> Records from a data collection:
= = = = = = =

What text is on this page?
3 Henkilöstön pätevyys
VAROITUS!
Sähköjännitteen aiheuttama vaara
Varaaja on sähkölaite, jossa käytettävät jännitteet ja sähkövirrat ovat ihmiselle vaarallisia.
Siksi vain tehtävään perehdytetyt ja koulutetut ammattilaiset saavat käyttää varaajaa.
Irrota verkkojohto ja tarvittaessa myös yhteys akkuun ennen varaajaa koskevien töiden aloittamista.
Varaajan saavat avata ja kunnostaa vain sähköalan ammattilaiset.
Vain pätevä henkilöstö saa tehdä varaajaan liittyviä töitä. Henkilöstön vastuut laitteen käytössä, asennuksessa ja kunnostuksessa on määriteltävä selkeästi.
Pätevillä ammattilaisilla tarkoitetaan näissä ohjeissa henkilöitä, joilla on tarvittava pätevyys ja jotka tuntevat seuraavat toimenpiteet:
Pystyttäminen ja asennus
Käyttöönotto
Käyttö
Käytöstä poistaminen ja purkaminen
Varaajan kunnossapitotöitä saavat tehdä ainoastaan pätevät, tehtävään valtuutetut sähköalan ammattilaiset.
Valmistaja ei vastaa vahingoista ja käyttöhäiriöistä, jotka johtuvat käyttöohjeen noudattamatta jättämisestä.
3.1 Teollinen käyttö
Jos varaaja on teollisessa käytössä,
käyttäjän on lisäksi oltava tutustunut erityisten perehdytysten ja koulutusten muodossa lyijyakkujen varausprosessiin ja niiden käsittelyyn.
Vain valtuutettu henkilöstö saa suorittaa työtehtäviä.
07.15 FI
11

= = = = = = =

> TASK INSTRUCTIONS: Go through the listing above and pull out each line containing the word "Varaajan".

> OUTPUT FOR THIS EXERCISE:
Varaajan saavat avata ja kunnostaa vain sähköalan ammattilaiset.
Varaajan kunnossapitotöitä saavat tehdä ainoastaan pätevät, tehtävään valtuutetut sähköalan ammattilaiset.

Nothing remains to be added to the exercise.